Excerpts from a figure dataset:
## start
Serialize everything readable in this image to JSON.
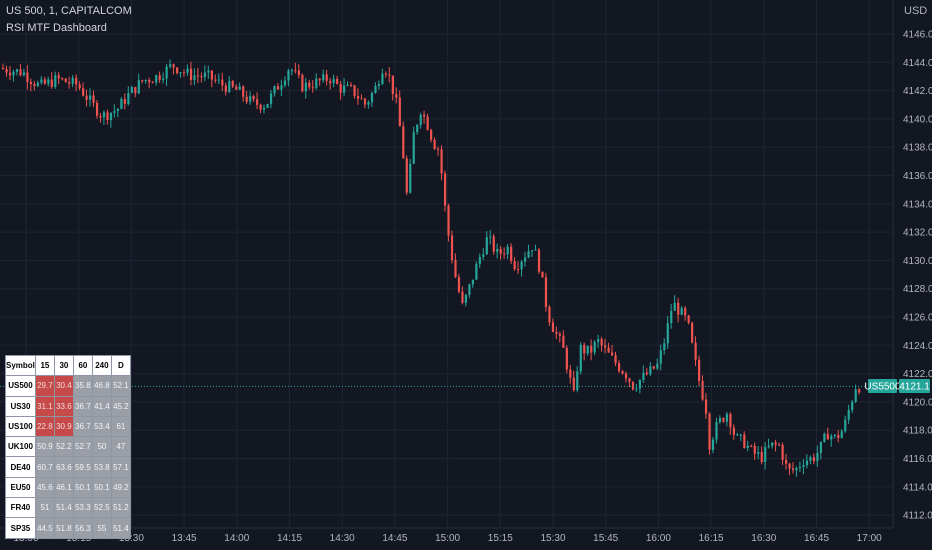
{
  "header": {
    "symbol_line": "US 500, 1, CAPITALCOM",
    "indicator_name": "RSI MTF Dashboard"
  },
  "price_axis": {
    "currency": "USD",
    "labels": [
      "4146.0",
      "4144.0",
      "4142.0",
      "4140.0",
      "4138.0",
      "4136.0",
      "4134.0",
      "4132.0",
      "4130.0",
      "4128.0",
      "4126.0",
      "4124.0",
      "4122.0",
      "4120.0",
      "4118.0",
      "4116.0",
      "4114.0",
      "4112.0"
    ]
  },
  "time_axis": {
    "labels": [
      "13:00",
      "13:15",
      "13:30",
      "13:45",
      "14:00",
      "14:15",
      "14:30",
      "14:45",
      "15:00",
      "15:15",
      "15:30",
      "15:45",
      "16:00",
      "16:15",
      "16:30",
      "16:45",
      "17:00"
    ]
  },
  "last_price": {
    "symbol_tag": "US5500",
    "price_tag": "4121.1",
    "value": 4121.1
  },
  "colors": {
    "background": "#131722",
    "up": "#26a69a",
    "down": "#ef5350",
    "grid": "#1f2431",
    "price_line": "#26a69a"
  },
  "rsi_table": {
    "headers": [
      "Symbol",
      "15",
      "30",
      "60",
      "240",
      "D"
    ],
    "rows": [
      {
        "symbol": "US500",
        "values": [
          "29.7",
          "30.4",
          "35.8",
          "46.8",
          "52.1"
        ],
        "hot": [
          true,
          true,
          false,
          false,
          false
        ]
      },
      {
        "symbol": "US30",
        "values": [
          "31.1",
          "33.6",
          "36.7",
          "41.4",
          "45.2"
        ],
        "hot": [
          true,
          true,
          false,
          false,
          false
        ]
      },
      {
        "symbol": "US100",
        "values": [
          "22.8",
          "30.9",
          "36.7",
          "53.4",
          "61"
        ],
        "hot": [
          true,
          true,
          false,
          false,
          false
        ]
      },
      {
        "symbol": "UK100",
        "values": [
          "50.9",
          "52.2",
          "52.7",
          "50",
          "47"
        ],
        "hot": [
          false,
          false,
          false,
          false,
          false
        ]
      },
      {
        "symbol": "DE40",
        "values": [
          "60.7",
          "63.6",
          "59.5",
          "53.8",
          "57.1"
        ],
        "hot": [
          false,
          false,
          false,
          false,
          false
        ]
      },
      {
        "symbol": "EU50",
        "values": [
          "45.6",
          "46.1",
          "50.1",
          "50.1",
          "49.2"
        ],
        "hot": [
          false,
          false,
          false,
          false,
          false
        ]
      },
      {
        "symbol": "FR40",
        "values": [
          "51",
          "51.4",
          "53.3",
          "52.5",
          "51.2"
        ],
        "hot": [
          false,
          false,
          false,
          false,
          false
        ]
      },
      {
        "symbol": "SP35",
        "values": [
          "44.5",
          "51.8",
          "56.3",
          "55",
          "51.4"
        ],
        "hot": [
          false,
          false,
          false,
          false,
          false
        ]
      }
    ]
  }
}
## end
Task statement - Return to the listing above and set it down exactly, leaving out its pictures.

Response to this task -
Serialize everything readable in this image to JSON.
{
  "header": {
    "symbol_line": "US 500, 1, CAPITALCOM",
    "indicator_name": "RSI MTF Dashboard"
  },
  "price_axis": {
    "currency": "USD",
    "labels": [
      "4146.0",
      "4144.0",
      "4142.0",
      "4140.0",
      "4138.0",
      "4136.0",
      "4134.0",
      "4132.0",
      "4130.0",
      "4128.0",
      "4126.0",
      "4124.0",
      "4122.0",
      "4120.0",
      "4118.0",
      "4116.0",
      "4114.0",
      "4112.0"
    ]
  },
  "time_axis": {
    "labels": [
      "13:00",
      "13:15",
      "13:30",
      "13:45",
      "14:00",
      "14:15",
      "14:30",
      "14:45",
      "15:00",
      "15:15",
      "15:30",
      "15:45",
      "16:00",
      "16:15",
      "16:30",
      "16:45",
      "17:00"
    ]
  },
  "last_price": {
    "symbol_tag": "US5500",
    "price_tag": "4121.1",
    "value": 4121.1
  },
  "colors": {
    "background": "#131722",
    "up": "#26a69a",
    "down": "#ef5350",
    "grid": "#1f2431",
    "price_line": "#26a69a"
  },
  "rsi_table": {
    "headers": [
      "Symbol",
      "15",
      "30",
      "60",
      "240",
      "D"
    ],
    "rows": [
      {
        "symbol": "US500",
        "values": [
          "29.7",
          "30.4",
          "35.8",
          "46.8",
          "52.1"
        ],
        "hot": [
          true,
          true,
          false,
          false,
          false
        ]
      },
      {
        "symbol": "US30",
        "values": [
          "31.1",
          "33.6",
          "36.7",
          "41.4",
          "45.2"
        ],
        "hot": [
          true,
          true,
          false,
          false,
          false
        ]
      },
      {
        "symbol": "US100",
        "values": [
          "22.8",
          "30.9",
          "36.7",
          "53.4",
          "61"
        ],
        "hot": [
          true,
          true,
          false,
          false,
          false
        ]
      },
      {
        "symbol": "UK100",
        "values": [
          "50.9",
          "52.2",
          "52.7",
          "50",
          "47"
        ],
        "hot": [
          false,
          false,
          false,
          false,
          false
        ]
      },
      {
        "symbol": "DE40",
        "values": [
          "60.7",
          "63.6",
          "59.5",
          "53.8",
          "57.1"
        ],
        "hot": [
          false,
          false,
          false,
          false,
          false
        ]
      },
      {
        "symbol": "EU50",
        "values": [
          "45.6",
          "46.1",
          "50.1",
          "50.1",
          "49.2"
        ],
        "hot": [
          false,
          false,
          false,
          false,
          false
        ]
      },
      {
        "symbol": "FR40",
        "values": [
          "51",
          "51.4",
          "53.3",
          "52.5",
          "51.2"
        ],
        "hot": [
          false,
          false,
          false,
          false,
          false
        ]
      },
      {
        "symbol": "SP35",
        "values": [
          "44.5",
          "51.8",
          "56.3",
          "55",
          "51.4"
        ],
        "hot": [
          false,
          false,
          false,
          false,
          false
        ]
      }
    ]
  }
}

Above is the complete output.